* BEGIN Information supplied *

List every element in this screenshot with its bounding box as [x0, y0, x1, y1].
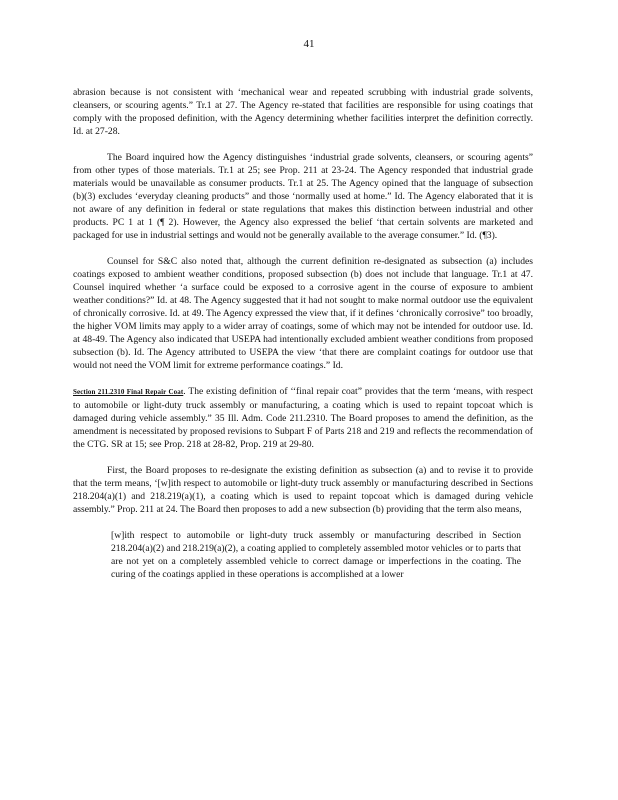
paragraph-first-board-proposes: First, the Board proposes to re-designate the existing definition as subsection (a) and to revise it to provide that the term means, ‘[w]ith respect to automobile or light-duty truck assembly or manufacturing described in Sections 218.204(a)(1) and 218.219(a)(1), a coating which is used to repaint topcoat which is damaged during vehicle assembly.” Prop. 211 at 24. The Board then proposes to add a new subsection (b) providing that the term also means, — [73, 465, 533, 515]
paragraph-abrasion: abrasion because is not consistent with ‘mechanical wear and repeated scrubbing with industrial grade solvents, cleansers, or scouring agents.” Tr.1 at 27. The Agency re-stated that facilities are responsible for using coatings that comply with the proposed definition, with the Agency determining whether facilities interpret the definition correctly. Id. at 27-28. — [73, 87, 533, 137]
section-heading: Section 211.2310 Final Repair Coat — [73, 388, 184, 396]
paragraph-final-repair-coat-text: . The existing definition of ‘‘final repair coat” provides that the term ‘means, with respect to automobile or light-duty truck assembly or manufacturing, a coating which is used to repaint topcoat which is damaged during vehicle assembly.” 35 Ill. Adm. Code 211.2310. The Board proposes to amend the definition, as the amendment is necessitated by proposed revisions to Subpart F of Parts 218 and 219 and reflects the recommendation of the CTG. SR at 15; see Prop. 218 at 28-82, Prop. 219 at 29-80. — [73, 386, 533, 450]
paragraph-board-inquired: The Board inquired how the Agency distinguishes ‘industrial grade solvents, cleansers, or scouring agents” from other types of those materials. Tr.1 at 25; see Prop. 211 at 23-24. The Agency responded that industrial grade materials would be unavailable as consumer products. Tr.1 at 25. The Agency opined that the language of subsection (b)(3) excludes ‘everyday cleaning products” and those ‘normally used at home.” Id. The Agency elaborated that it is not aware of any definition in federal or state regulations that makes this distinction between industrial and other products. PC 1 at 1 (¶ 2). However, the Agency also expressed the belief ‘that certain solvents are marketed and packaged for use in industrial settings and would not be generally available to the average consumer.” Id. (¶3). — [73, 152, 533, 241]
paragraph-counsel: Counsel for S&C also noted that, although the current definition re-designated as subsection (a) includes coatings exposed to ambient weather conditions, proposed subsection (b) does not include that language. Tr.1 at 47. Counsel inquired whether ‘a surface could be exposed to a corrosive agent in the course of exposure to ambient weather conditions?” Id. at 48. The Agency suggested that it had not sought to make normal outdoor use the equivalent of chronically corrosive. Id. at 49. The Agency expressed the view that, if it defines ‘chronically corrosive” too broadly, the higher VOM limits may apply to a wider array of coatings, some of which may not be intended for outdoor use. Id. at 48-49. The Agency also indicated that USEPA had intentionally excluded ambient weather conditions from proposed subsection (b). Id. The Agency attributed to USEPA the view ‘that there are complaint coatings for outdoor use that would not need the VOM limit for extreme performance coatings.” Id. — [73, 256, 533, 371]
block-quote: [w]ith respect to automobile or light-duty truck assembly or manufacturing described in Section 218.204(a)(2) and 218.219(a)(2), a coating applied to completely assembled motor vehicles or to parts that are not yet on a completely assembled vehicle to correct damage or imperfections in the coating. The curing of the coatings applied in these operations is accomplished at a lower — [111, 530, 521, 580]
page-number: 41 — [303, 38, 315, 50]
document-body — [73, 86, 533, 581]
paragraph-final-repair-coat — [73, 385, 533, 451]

* END Information supplied *
* BEGIN Information supplied *

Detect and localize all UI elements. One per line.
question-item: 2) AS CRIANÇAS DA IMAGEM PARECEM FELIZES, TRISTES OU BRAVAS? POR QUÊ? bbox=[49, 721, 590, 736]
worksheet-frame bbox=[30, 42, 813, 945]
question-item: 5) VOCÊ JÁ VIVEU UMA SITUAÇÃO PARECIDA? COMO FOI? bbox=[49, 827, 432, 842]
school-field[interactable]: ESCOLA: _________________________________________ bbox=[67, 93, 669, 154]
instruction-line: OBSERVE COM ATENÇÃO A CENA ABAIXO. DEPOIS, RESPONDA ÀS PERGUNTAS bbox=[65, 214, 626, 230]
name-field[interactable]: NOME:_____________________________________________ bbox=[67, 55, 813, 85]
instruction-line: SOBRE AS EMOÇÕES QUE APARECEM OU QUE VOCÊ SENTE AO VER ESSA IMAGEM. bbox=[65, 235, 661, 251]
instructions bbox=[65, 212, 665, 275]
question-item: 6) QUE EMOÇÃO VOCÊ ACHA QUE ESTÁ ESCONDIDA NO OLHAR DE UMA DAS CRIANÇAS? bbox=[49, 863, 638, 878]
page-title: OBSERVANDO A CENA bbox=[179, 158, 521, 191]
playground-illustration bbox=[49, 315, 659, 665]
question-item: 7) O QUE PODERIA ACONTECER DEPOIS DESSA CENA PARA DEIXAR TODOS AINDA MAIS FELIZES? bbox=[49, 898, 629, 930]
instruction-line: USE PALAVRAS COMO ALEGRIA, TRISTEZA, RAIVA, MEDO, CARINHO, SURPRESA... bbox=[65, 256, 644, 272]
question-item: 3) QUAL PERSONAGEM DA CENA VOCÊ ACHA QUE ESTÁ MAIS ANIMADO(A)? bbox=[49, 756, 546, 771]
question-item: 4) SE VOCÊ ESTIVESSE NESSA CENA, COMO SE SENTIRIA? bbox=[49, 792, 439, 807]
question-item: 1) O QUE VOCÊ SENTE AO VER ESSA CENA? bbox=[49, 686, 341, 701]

* END Information supplied *

» **What the task asks**
Transcribe the entries above verbatim, beginning at the line that contains "Detect and localize" and ending after the line that contains "question-item: 6) QUE".

» **Output below**
Detect and localize all UI elements. One per line.
question-item: 2) AS CRIANÇAS DA IMAGEM PARECEM FELIZES, TRISTES OU BRAVAS? POR QUÊ? bbox=[49, 721, 590, 736]
worksheet-frame bbox=[30, 42, 813, 945]
question-item: 5) VOCÊ JÁ VIVEU UMA SITUAÇÃO PARECIDA? COMO FOI? bbox=[49, 827, 432, 842]
school-field[interactable]: ESCOLA: _________________________________________ bbox=[67, 93, 669, 154]
instruction-line: OBSERVE COM ATENÇÃO A CENA ABAIXO. DEPOIS, RESPONDA ÀS PERGUNTAS bbox=[65, 214, 626, 230]
name-field[interactable]: NOME:_____________________________________________ bbox=[67, 55, 813, 85]
instruction-line: SOBRE AS EMOÇÕES QUE APARECEM OU QUE VOCÊ SENTE AO VER ESSA IMAGEM. bbox=[65, 235, 661, 251]
instructions bbox=[65, 212, 665, 275]
question-item: 6) QUE EMOÇÃO VOCÊ ACHA QUE ESTÁ ESCONDIDA NO OLHAR DE UMA DAS CRIANÇAS? bbox=[49, 863, 638, 878]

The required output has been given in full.